* SHORT TASK *
Hunt for the word "Notional" across the entries below, copying each line that holds it.

===

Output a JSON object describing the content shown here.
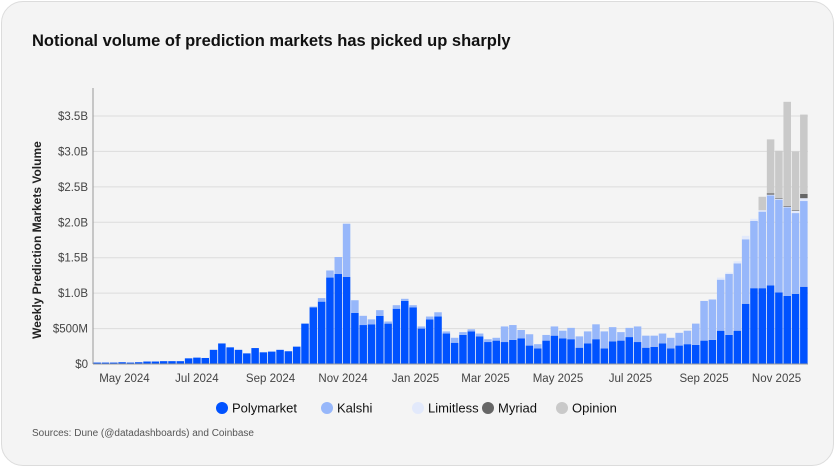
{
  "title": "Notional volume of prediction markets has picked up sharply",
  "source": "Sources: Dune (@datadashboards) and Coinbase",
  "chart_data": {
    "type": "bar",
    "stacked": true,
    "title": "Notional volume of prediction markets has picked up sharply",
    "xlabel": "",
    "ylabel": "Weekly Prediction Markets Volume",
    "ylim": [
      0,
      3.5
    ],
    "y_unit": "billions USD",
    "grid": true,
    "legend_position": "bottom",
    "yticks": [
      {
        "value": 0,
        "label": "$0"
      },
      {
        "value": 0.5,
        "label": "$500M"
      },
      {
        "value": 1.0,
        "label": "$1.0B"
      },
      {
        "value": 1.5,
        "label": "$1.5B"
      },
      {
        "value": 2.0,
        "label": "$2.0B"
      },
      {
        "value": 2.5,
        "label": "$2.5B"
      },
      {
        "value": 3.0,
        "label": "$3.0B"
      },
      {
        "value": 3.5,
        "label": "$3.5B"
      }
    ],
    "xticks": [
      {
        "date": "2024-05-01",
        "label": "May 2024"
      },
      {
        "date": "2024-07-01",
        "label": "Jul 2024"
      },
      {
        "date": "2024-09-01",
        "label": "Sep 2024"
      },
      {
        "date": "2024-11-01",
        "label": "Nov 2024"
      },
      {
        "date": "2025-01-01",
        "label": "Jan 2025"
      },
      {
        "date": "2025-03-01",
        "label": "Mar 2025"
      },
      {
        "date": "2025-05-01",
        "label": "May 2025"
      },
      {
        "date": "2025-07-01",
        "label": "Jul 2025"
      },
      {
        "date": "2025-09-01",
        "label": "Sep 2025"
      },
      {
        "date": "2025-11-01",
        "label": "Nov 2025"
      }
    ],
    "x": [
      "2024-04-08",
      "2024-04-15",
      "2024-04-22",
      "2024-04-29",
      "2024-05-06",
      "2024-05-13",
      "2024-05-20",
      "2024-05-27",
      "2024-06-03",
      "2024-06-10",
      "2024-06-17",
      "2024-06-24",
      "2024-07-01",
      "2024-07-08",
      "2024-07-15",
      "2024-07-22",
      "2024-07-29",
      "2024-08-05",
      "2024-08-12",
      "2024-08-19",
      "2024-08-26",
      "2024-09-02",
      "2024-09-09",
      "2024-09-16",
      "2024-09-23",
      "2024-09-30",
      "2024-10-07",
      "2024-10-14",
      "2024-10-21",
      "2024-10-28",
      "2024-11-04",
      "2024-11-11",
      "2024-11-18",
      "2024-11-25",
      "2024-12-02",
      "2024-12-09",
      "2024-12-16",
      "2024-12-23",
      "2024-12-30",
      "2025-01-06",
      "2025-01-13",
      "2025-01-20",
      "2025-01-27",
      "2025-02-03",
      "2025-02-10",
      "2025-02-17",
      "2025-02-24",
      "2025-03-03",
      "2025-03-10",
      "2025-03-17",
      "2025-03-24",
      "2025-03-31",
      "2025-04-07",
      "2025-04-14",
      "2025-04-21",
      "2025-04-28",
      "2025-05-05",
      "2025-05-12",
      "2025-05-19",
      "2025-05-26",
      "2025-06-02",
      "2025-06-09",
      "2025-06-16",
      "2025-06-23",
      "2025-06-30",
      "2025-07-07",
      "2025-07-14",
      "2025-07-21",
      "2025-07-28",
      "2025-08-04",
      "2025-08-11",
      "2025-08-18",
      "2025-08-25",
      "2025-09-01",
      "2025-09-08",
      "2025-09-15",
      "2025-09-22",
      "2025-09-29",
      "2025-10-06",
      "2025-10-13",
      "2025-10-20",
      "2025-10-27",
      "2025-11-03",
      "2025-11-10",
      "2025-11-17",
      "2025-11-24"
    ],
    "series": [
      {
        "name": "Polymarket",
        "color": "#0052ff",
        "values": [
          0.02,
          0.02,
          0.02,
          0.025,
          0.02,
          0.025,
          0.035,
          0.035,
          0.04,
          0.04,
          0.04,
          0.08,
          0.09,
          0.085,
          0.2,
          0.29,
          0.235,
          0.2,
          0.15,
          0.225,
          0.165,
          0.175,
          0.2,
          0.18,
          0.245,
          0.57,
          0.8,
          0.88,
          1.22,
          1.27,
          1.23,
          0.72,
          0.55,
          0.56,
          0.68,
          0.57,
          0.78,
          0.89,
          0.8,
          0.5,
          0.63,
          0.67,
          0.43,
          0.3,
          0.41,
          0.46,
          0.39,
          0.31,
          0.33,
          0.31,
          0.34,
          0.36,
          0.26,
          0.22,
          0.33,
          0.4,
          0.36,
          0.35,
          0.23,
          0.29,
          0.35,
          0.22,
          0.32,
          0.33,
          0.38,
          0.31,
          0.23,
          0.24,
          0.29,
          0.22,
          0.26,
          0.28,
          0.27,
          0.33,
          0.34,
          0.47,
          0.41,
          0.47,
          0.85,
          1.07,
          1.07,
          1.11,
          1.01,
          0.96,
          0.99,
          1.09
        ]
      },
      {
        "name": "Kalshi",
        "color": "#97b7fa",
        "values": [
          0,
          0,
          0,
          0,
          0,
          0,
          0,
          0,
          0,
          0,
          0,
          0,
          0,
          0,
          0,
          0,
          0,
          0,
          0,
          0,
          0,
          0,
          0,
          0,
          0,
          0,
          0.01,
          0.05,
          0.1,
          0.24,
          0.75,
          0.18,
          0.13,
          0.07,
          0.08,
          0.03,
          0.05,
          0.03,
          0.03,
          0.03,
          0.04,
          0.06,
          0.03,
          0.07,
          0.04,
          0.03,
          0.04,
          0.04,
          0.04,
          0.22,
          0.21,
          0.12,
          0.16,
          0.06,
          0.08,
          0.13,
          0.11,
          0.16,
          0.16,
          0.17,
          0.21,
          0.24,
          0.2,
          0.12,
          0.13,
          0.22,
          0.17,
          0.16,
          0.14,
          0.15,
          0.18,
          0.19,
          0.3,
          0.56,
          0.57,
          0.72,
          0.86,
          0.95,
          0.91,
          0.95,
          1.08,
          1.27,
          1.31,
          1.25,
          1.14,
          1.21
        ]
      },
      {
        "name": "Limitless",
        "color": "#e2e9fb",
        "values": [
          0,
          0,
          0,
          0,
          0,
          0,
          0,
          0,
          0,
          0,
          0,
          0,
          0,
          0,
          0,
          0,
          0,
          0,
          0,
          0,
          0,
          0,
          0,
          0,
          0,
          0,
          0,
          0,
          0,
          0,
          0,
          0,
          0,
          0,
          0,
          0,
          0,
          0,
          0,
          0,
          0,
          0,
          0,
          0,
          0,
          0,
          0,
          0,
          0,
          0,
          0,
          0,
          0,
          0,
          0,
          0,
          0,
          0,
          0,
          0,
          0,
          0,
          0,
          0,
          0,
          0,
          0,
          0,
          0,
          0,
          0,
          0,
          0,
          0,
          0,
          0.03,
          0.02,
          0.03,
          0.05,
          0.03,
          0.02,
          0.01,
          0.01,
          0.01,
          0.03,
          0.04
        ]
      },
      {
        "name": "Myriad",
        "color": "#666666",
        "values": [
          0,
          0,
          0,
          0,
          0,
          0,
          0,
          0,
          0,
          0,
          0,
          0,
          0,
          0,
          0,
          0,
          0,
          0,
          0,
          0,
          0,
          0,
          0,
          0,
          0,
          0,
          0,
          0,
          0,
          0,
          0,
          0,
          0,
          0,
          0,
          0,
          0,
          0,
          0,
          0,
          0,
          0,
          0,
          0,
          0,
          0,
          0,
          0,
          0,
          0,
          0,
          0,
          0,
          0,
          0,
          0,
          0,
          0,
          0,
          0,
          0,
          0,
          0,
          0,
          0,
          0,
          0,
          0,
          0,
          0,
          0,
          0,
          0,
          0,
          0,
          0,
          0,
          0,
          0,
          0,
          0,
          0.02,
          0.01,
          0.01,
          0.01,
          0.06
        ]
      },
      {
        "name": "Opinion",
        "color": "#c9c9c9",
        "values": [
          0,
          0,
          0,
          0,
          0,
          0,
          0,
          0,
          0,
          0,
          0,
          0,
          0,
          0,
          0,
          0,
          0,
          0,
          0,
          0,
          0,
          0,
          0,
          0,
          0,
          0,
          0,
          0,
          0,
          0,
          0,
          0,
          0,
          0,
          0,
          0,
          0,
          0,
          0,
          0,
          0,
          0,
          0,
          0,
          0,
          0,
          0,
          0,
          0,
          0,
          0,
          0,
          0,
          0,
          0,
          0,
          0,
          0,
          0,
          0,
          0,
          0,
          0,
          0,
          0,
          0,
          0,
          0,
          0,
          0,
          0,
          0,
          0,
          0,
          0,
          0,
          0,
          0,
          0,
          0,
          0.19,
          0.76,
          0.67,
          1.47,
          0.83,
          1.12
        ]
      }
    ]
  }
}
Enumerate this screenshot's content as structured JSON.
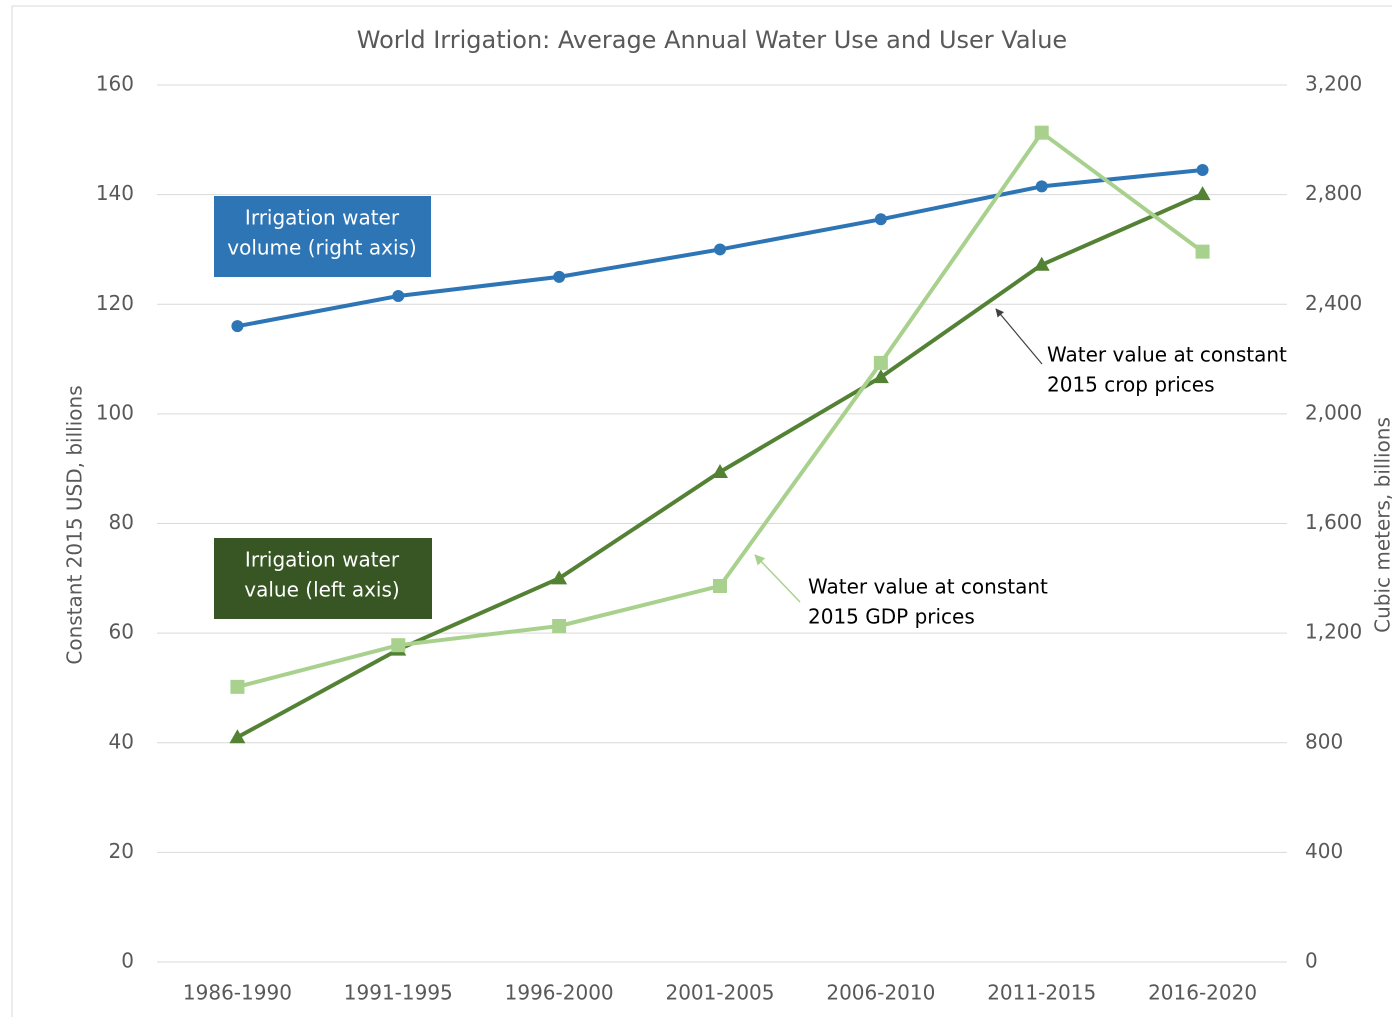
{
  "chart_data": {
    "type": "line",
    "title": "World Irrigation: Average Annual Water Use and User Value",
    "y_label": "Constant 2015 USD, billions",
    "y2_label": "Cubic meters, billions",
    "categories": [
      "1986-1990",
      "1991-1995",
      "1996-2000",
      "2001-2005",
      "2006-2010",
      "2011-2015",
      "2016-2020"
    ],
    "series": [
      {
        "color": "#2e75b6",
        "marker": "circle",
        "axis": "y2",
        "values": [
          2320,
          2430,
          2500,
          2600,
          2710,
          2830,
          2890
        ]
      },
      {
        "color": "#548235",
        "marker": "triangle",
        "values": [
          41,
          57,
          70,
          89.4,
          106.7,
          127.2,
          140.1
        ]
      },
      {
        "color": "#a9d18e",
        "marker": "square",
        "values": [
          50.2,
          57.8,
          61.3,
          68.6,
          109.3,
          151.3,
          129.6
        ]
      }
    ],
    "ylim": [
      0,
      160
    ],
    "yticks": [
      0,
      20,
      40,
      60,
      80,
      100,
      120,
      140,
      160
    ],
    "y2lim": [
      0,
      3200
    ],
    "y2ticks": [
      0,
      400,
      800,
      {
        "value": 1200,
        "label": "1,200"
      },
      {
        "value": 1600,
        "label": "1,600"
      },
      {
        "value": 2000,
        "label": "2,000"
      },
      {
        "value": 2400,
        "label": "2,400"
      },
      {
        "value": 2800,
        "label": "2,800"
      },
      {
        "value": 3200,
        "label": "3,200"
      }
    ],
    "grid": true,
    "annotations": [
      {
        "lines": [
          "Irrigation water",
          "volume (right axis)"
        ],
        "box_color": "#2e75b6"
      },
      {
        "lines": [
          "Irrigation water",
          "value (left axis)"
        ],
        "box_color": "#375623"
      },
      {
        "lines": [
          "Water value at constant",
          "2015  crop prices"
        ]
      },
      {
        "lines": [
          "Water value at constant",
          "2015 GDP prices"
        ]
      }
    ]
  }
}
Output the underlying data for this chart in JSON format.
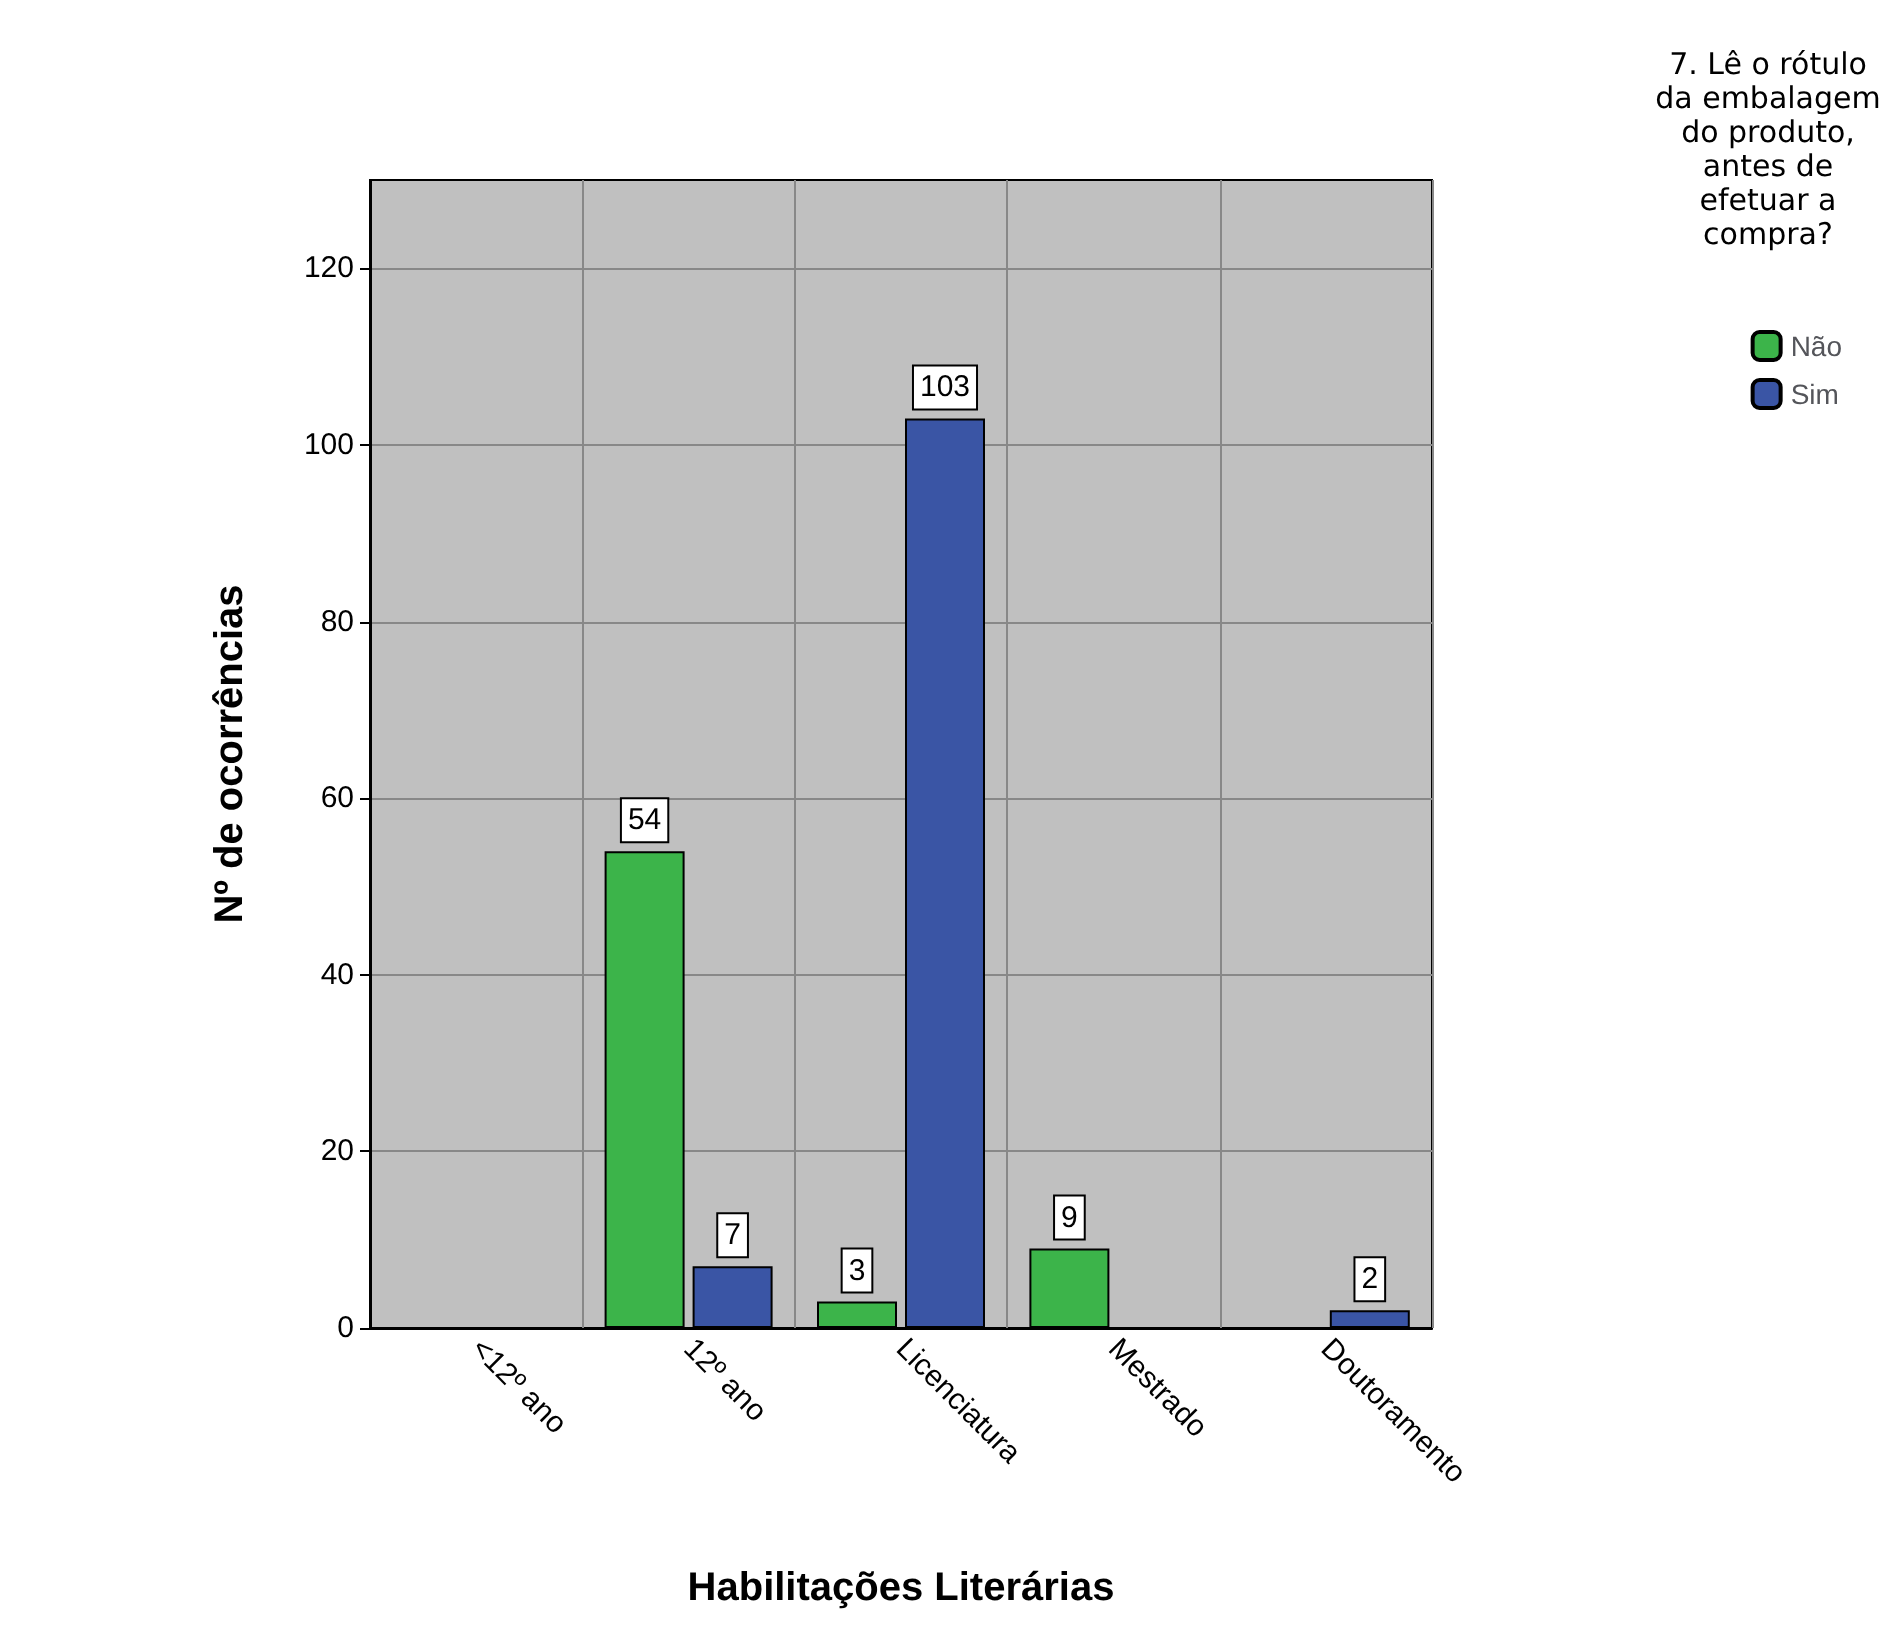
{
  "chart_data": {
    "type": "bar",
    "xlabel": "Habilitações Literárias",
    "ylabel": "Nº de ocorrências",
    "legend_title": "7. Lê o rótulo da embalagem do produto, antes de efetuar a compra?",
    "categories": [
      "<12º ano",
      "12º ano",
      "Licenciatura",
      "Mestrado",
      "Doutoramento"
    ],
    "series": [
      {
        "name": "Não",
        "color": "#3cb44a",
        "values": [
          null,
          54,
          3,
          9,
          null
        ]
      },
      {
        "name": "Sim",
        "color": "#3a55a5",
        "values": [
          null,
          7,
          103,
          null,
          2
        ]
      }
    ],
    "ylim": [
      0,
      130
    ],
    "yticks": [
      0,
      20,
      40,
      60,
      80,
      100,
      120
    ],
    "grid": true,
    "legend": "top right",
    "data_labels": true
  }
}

===

* SOLUTION FOR THIS PROBLEM *
  "title": "Notional volume of prediction markets has picked up sharply",
    "title": "Notional volume of prediction markets has picked up sharply",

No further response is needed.